### [PROBLEM REQUIREMENTS]
Rewrite the entries below, replacing "Positive growth shock" with "Favorable growth shock" and leaving everything else unchanged.

Collected data:
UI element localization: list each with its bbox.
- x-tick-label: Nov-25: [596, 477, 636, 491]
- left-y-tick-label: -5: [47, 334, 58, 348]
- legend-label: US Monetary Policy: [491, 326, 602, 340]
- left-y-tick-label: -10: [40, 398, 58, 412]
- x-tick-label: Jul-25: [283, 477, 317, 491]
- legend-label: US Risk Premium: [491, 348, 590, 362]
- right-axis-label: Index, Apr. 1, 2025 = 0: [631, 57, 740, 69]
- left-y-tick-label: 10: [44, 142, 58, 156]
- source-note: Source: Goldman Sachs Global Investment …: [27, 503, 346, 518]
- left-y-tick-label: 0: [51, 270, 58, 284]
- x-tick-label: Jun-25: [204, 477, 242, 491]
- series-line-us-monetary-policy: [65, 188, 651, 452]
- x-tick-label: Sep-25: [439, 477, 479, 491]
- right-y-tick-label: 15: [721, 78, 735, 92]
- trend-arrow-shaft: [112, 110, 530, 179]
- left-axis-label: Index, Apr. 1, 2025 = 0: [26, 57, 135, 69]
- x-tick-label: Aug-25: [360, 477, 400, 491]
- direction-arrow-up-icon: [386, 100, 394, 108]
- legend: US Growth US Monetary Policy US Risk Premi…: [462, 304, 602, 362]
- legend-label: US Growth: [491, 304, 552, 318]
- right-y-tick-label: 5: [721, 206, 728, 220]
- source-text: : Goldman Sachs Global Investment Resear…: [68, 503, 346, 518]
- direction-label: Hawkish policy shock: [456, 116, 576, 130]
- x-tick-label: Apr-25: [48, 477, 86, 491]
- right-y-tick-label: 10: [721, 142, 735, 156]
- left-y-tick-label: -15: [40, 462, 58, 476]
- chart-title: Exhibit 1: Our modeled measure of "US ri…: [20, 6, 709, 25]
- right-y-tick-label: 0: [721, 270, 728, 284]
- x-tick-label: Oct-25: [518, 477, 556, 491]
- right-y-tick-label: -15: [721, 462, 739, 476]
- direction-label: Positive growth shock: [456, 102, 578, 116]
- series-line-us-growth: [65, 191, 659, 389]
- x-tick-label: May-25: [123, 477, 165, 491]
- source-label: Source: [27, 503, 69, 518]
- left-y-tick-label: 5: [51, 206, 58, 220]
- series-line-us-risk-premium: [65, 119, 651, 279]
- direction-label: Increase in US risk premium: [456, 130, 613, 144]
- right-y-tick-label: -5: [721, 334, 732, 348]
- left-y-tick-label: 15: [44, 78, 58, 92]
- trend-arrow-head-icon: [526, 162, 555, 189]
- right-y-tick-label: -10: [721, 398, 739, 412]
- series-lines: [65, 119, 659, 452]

### [RESULT OF THIS TASK]
UI element localization: list each with its bbox.
- x-tick-label: Nov-25: [596, 477, 636, 491]
- left-y-tick-label: -5: [47, 334, 58, 348]
- legend-label: US Monetary Policy: [491, 326, 602, 340]
- left-y-tick-label: -10: [40, 398, 58, 412]
- x-tick-label: Jul-25: [283, 477, 317, 491]
- legend-label: US Risk Premium: [491, 348, 590, 362]
- right-axis-label: Index, Apr. 1, 2025 = 0: [631, 57, 740, 69]
- left-y-tick-label: 10: [44, 142, 58, 156]
- source-note: Source: Goldman Sachs Global Investment …: [27, 503, 346, 518]
- left-y-tick-label: 0: [51, 270, 58, 284]
- x-tick-label: Jun-25: [204, 477, 242, 491]
- series-line-us-monetary-policy: [65, 188, 651, 452]
- x-tick-label: Sep-25: [439, 477, 479, 491]
- right-y-tick-label: 15: [721, 78, 735, 92]
- trend-arrow-shaft: [112, 110, 530, 179]
- left-axis-label: Index, Apr. 1, 2025 = 0: [26, 57, 135, 69]
- x-tick-label: Aug-25: [360, 477, 400, 491]
- direction-arrow-up-icon: [386, 100, 394, 108]
- legend: US Growth US Monetary Policy US Risk Premi…: [462, 304, 602, 362]
- legend-label: US Growth: [491, 304, 552, 318]
- right-y-tick-label: 5: [721, 206, 728, 220]
- source-text: : Goldman Sachs Global Investment Resear…: [68, 503, 346, 518]
- direction-label: Hawkish policy shock: [456, 116, 576, 130]
- x-tick-label: Apr-25: [48, 477, 86, 491]
- right-y-tick-label: 10: [721, 142, 735, 156]
- left-y-tick-label: -15: [40, 462, 58, 476]
- chart-title: Exhibit 1: Our modeled measure of "US ri…: [20, 6, 709, 25]
- right-y-tick-label: 0: [721, 270, 728, 284]
- x-tick-label: Oct-25: [518, 477, 556, 491]
- right-y-tick-label: -15: [721, 462, 739, 476]
- direction-label: Favorable growth shock: [456, 102, 578, 116]
- series-line-us-growth: [65, 191, 659, 389]
- x-tick-label: May-25: [123, 477, 165, 491]
- source-label: Source: [27, 503, 69, 518]
- left-y-tick-label: 5: [51, 206, 58, 220]
- series-line-us-risk-premium: [65, 119, 651, 279]
- direction-label: Increase in US risk premium: [456, 130, 613, 144]
- right-y-tick-label: -5: [721, 334, 732, 348]
- left-y-tick-label: 15: [44, 78, 58, 92]
- trend-arrow-head-icon: [526, 162, 555, 189]
- right-y-tick-label: -10: [721, 398, 739, 412]
- series-lines: [65, 119, 659, 452]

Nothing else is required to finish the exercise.